[WHAT YOU ARE ASKED TO DO]
List each line of the data that holds the string "الغزو", please.

[Stored records]
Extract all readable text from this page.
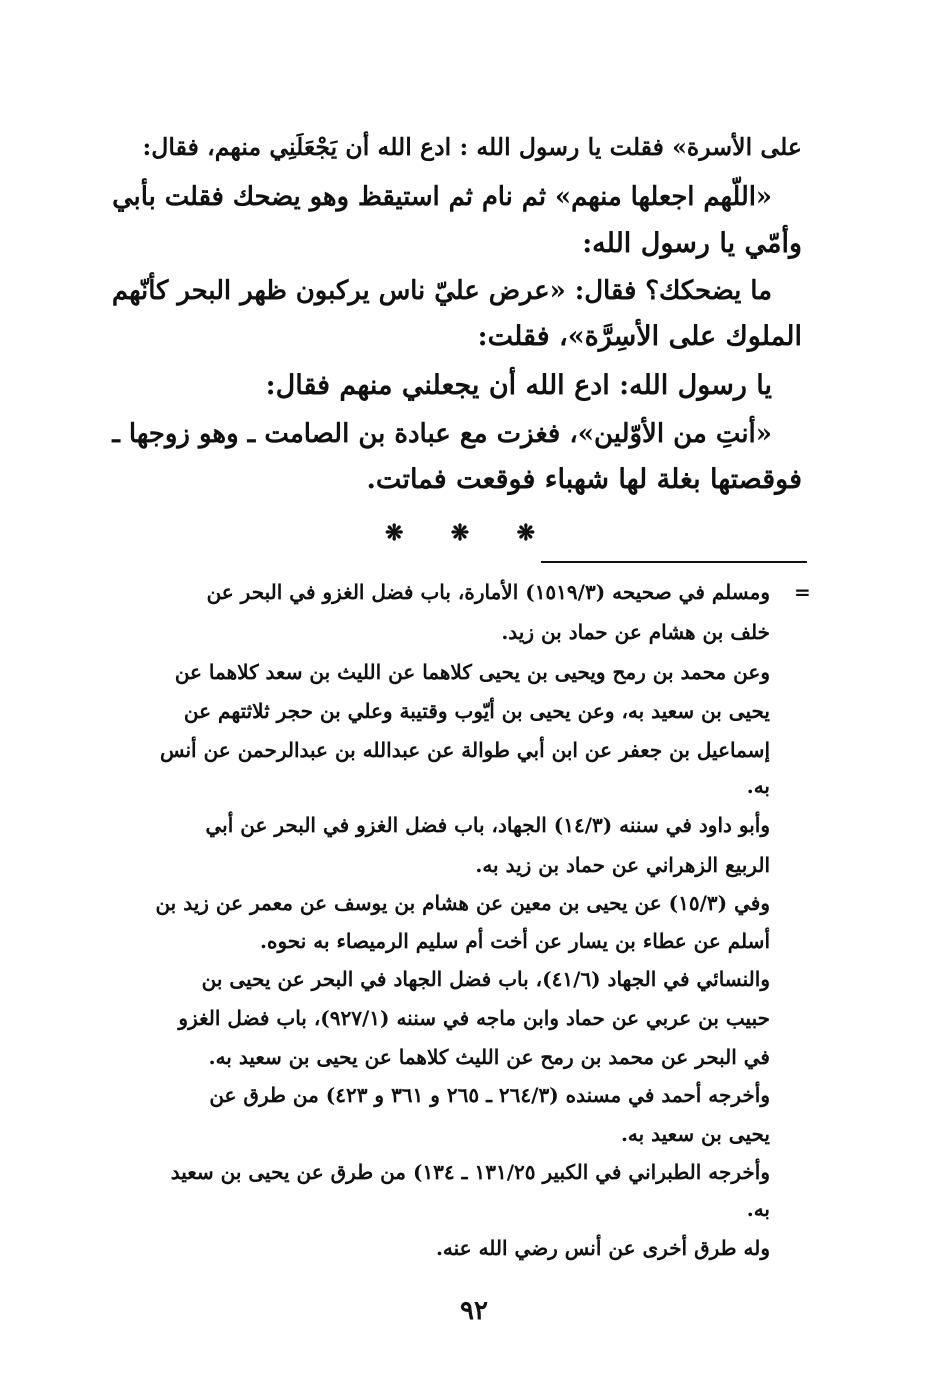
على الأسرة» فقلت يا رسول الله : ادع الله أن يَجْعَلَنِي منهم، فقال:
«اللّهم اجعلها منهم» ثم نام ثم استيقظ وهو يضحك فقلت بأبي
وأمّي يا رسول الله:
ما يضحكك؟ فقال: «عرض عليّ ناس يركبون ظهر البحر كأنّهم
الملوك على الأسِرَّة»، فقلت:
يا رسول الله: ادع الله أن يجعلني منهم فقال:
«أنتِ من الأوّلين»، فغزت مع عبادة بن الصامت ـ وهو زوجها ـ
فوقصتها بغلة لها شهباء فوقعت فماتت.
❋ ❋ ❋
=
ومسلم في صحيحه (١٥١٩/٣) الأمارة، باب فضل الغزو في البحر عن
خلف بن هشام عن حماد بن زيد.
وعن محمد بن رمح ويحيى بن يحيى كلاهما عن الليث بن سعد كلاهما عن
يحيى بن سعيد به، وعن يحيى بن أيّوب وقتيبة وعلي بن حجر ثلاثتهم عن
إسماعيل بن جعفر عن ابن أبي طوالة عن عبدالله بن عبدالرحمن عن أنس
به.
وأبو داود في سننه (١٤/٣) الجهاد، باب فضل الغزو في البحر عن أبي
الربيع الزهراني عن حماد بن زيد به.
وفي (١٥/٣) عن يحيى بن معين عن هشام بن يوسف عن معمر عن زيد بن
أسلم عن عطاء بن يسار عن أخت أم سليم الرميصاء به نحوه.
والنسائي في الجهاد (٤١/٦)، باب فضل الجهاد في البحر عن يحيى بن
حبيب بن عربي عن حماد وابن ماجه في سننه (٩٢٧/١)، باب فضل الغزو
في البحر عن محمد بن رمح عن الليث كلاهما عن يحيى بن سعيد به.
وأخرجه أحمد في مسنده (٢٦٤/٣ ـ ٢٦٥ و ٣٦١ و ٤٢٣) من طرق عن
يحيى بن سعيد به.
وأخرجه الطبراني في الكبير ١٣١/٢٥ ـ ١٣٤) من طرق عن يحيى بن سعيد
به.
وله طرق أخرى عن أنس رضي الله عنه.
٩٢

[FULL SOLUTION]
ومسلم في صحيحه (١٥١٩/٣) الأمارة، باب فضل الغزو في البحر عن
وأبو داود في سننه (١٤/٣) الجهاد، باب فضل الغزو في البحر عن أبي
حبيب بن عربي عن حماد وابن ماجه في سننه (٩٢٧/١)، باب فضل الغزو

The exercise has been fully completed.